• [AIM OF THE TASK]:
Update the records below by replacing "at most 100" with "no more than 100" and keep every other part unchanged. Leave the pictures out of your answer.

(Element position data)
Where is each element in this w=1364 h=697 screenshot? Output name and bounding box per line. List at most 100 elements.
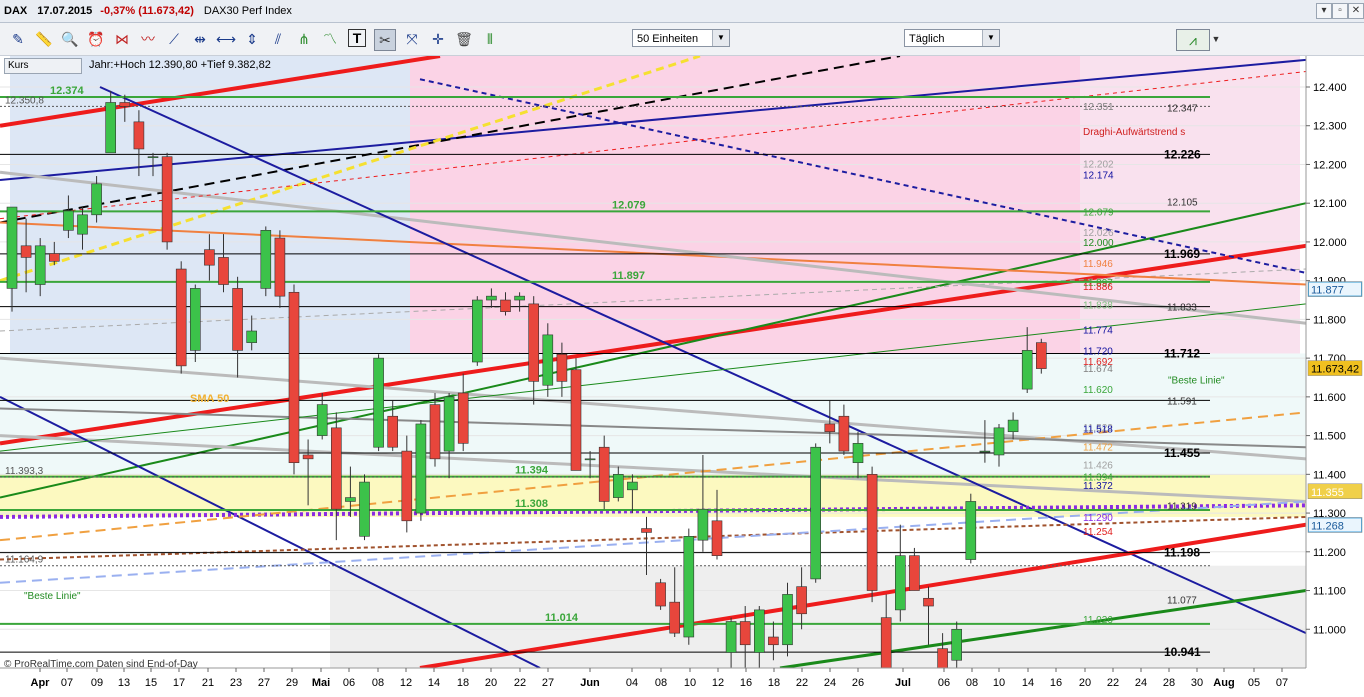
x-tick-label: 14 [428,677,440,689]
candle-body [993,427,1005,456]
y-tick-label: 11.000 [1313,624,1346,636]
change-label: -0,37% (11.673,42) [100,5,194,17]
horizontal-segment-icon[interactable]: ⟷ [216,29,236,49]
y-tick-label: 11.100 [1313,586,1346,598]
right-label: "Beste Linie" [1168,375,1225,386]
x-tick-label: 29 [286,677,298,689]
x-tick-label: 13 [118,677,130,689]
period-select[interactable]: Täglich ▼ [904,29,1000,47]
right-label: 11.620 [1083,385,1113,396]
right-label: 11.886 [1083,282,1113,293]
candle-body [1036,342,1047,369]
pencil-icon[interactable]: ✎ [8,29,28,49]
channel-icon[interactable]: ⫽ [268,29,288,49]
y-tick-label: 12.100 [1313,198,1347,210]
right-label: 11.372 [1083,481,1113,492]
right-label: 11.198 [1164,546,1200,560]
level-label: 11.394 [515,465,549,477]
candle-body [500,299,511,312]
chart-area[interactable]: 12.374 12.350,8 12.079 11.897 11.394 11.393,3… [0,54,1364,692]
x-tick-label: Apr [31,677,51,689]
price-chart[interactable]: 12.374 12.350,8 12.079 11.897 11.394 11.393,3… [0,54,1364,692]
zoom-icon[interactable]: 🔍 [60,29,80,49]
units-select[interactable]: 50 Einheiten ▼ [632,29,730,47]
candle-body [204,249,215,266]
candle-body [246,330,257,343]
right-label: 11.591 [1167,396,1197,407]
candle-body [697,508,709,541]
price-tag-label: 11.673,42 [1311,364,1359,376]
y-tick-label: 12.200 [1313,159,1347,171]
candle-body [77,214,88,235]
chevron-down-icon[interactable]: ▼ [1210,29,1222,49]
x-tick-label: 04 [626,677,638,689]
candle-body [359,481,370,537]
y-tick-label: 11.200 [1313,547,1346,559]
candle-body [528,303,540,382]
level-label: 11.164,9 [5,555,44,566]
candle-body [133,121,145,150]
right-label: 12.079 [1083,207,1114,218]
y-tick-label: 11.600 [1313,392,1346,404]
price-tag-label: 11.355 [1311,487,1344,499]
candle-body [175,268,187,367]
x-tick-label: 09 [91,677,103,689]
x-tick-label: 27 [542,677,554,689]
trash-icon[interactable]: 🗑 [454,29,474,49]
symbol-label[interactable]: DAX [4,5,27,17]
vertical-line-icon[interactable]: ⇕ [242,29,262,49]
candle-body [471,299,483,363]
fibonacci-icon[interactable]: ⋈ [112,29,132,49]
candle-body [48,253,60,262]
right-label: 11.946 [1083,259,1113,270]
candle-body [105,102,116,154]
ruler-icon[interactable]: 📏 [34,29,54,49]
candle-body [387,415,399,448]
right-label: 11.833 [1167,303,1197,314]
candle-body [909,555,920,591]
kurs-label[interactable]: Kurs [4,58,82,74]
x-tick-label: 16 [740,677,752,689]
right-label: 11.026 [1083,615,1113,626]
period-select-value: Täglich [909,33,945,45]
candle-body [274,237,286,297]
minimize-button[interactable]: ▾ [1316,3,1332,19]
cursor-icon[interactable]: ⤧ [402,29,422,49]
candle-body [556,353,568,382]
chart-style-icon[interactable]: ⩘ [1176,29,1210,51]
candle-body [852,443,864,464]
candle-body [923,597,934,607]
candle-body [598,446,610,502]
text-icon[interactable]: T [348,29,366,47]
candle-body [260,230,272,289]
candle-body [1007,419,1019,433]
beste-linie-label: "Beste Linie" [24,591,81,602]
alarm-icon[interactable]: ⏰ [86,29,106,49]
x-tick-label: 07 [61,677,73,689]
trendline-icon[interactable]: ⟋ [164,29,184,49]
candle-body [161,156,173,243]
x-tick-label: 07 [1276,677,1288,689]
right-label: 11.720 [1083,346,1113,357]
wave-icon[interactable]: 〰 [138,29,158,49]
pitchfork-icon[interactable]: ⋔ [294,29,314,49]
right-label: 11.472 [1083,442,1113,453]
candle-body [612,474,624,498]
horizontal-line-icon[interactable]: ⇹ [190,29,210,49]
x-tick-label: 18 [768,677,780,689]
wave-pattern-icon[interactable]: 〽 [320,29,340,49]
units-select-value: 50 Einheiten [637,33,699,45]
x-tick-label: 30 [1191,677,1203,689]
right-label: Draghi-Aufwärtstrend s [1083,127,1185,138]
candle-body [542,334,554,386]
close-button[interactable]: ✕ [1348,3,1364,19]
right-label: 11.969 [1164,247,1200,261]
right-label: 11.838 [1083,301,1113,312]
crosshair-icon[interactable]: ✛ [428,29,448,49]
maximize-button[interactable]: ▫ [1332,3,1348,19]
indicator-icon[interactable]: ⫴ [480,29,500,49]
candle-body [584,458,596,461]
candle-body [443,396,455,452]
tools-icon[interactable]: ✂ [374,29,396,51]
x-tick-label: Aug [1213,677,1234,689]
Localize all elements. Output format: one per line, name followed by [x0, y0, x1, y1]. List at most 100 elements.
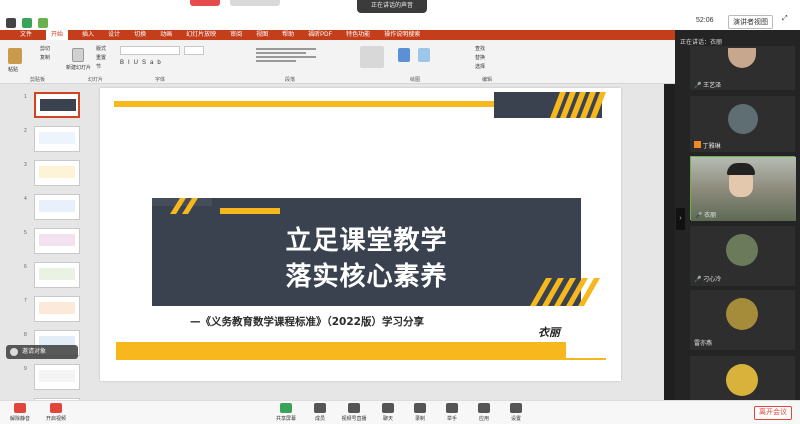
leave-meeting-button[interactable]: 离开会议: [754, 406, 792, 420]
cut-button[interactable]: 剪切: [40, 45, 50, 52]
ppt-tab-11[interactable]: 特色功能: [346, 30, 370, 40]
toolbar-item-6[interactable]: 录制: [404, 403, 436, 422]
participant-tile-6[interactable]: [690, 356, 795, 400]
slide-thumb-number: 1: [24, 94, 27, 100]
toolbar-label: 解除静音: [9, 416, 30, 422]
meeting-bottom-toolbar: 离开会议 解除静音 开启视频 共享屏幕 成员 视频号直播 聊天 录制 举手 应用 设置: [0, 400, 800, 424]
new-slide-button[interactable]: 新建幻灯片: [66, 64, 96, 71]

• [SOLUTION TO THE PROBLEM]:
Where is each element in this w=1364 h=697 screenshot? Output name and bounding box per line. List no more than 100 elements.
x-tick-label: 14 [428,677,440,689]
candle-body [993,427,1005,456]
y-tick-label: 11.000 [1313,624,1346,636]
change-label: -0,37% (11.673,42) [100,5,194,17]
horizontal-segment-icon[interactable]: ⟷ [216,29,236,49]
y-tick-label: 11.100 [1313,586,1346,598]
right-label: "Beste Linie" [1168,375,1225,386]
x-tick-label: 29 [286,677,298,689]
x-tick-label: 13 [118,677,130,689]
period-select[interactable]: Täglich ▼ [904,29,1000,47]
right-label: 11.620 [1083,385,1113,396]
right-label: 11.886 [1083,282,1113,293]
candle-body [1036,342,1047,369]
pencil-icon[interactable]: ✎ [8,29,28,49]
channel-icon[interactable]: ⫽ [268,29,288,49]
y-tick-label: 12.100 [1313,198,1347,210]
right-label: 11.372 [1083,481,1113,492]
right-label: 11.198 [1164,546,1200,560]
level-label: 11.394 [515,465,549,477]
candle-body [500,299,511,312]
chart-area[interactable]: 12.374 12.350,8 12.079 11.897 11.394 11.393,3… [0,54,1364,692]
x-tick-label: Apr [31,677,51,689]
price-chart[interactable]: 12.374 12.350,8 12.079 11.897 11.394 11.393,3… [0,54,1364,692]
zoom-icon[interactable]: 🔍 [60,29,80,49]
units-select[interactable]: 50 Einheiten ▼ [632,29,730,47]
candle-body [204,249,215,266]
candle-body [246,330,257,343]
right-label: 11.591 [1167,396,1197,407]
candle-body [697,508,709,541]
price-tag-label: 11.673,42 [1311,364,1359,376]
y-tick-label: 12.200 [1313,159,1347,171]
candle-body [77,214,88,235]
chevron-down-icon[interactable]: ▼ [1210,29,1222,49]
x-tick-label: 04 [626,677,638,689]
candle-body [359,481,370,537]
y-tick-label: 11.200 [1313,547,1346,559]
candle-body [528,303,540,382]
level-label: 11.164,9 [5,555,44,566]
candle-body [133,121,145,150]
right-label: 12.079 [1083,207,1114,218]
y-tick-label: 11.600 [1313,392,1346,404]
price-tag-label: 11.355 [1311,487,1344,499]
candle-body [175,268,187,367]
x-tick-label: 09 [91,677,103,689]
x-tick-label: 27 [542,677,554,689]
trash-icon[interactable]: 🗑 [454,29,474,49]
symbol-label[interactable]: DAX [4,5,27,17]
vertical-line-icon[interactable]: ⇕ [242,29,262,49]
candle-body [471,299,483,363]
fibonacci-icon[interactable]: ⋈ [112,29,132,49]
candle-body [48,253,60,262]
right-label: 11.946 [1083,259,1113,270]
candle-body [105,102,116,154]
ruler-icon[interactable]: 📏 [34,29,54,49]
candle-body [387,415,399,448]
right-label: 11.833 [1167,303,1197,314]
candle-body [909,555,920,591]
kurs-label[interactable]: Kurs [4,58,82,74]
x-tick-label: 16 [740,677,752,689]
right-label: 11.026 [1083,615,1113,626]
period-select-value: Täglich [909,33,945,45]
candle-body [274,237,286,297]
minimize-button[interactable]: ▾ [1316,3,1332,19]
cursor-icon[interactable]: ⤧ [402,29,422,49]
candle-body [556,353,568,382]
chart-style-icon[interactable]: ⩘ [1176,29,1210,51]
candle-body [852,443,864,464]
candle-body [923,597,934,607]
candle-body [598,446,610,502]
text-icon[interactable]: T [348,29,366,47]
candle-body [260,230,272,289]
candle-body [1007,419,1019,433]
beste-linie-label: "Beste Linie" [24,591,81,602]
alarm-icon[interactable]: ⏰ [86,29,106,49]
x-tick-label: 07 [61,677,73,689]
trendline-icon[interactable]: ⟋ [164,29,184,49]
candle-body [161,156,173,243]
x-tick-label: 07 [1276,677,1288,689]
right-label: 11.720 [1083,346,1113,357]
wave-icon[interactable]: 〰 [138,29,158,49]
pitchfork-icon[interactable]: ⋔ [294,29,314,49]
right-label: 11.472 [1083,442,1113,453]
candle-body [612,474,624,498]
horizontal-line-icon[interactable]: ⇹ [190,29,210,49]
x-tick-label: 18 [768,677,780,689]
wave-pattern-icon[interactable]: 〽 [320,29,340,49]
units-select-value: 50 Einheiten [637,33,699,45]
x-tick-label: 30 [1191,677,1203,689]
right-label: Draghi-Aufwärtstrend s [1083,127,1185,138]
candle-body [542,334,554,386]
close-button[interactable]: ✕ [1348,3,1364,19]
right-label: 11.969 [1164,247,1200,261]
right-label: 11.838 [1083,301,1113,312]
crosshair-icon[interactable]: ✛ [428,29,448,49]
maximize-button[interactable]: ▫ [1332,3,1348,19]
indicator-icon[interactable]: ⫴ [480,29,500,49]
candle-body [584,458,596,461]
candle-body [443,396,455,452]
tools-icon[interactable]: ✂ [374,29,396,51]
x-tick-label: Aug [1213,677,1234,689]
Localize all elements. Output format: one per line, name followed by [x0, y0, x1, y1]. List no more than 100 elements.
leave-meeting-button[interactable]: 离开会议: [754, 406, 792, 420]
cut-button[interactable]: 剪切: [40, 45, 50, 52]
ppt-tab-11[interactable]: 特色功能: [346, 30, 370, 40]
toolbar-item-6[interactable]: 录制: [404, 403, 436, 422]
participant-tile-6[interactable]: [690, 356, 795, 400]
slide-thumb-number: 1: [24, 94, 27, 100]
toolbar-label: 解除静音: [9, 416, 30, 422]
meeting-bottom-toolbar: 离开会议 解除静音 开启视频 共享屏幕 成员 视频号直播 聊天 录制 举手 应用 设置: [0, 400, 800, 424]
new-slide-button[interactable]: 新建幻灯片: [66, 64, 96, 71]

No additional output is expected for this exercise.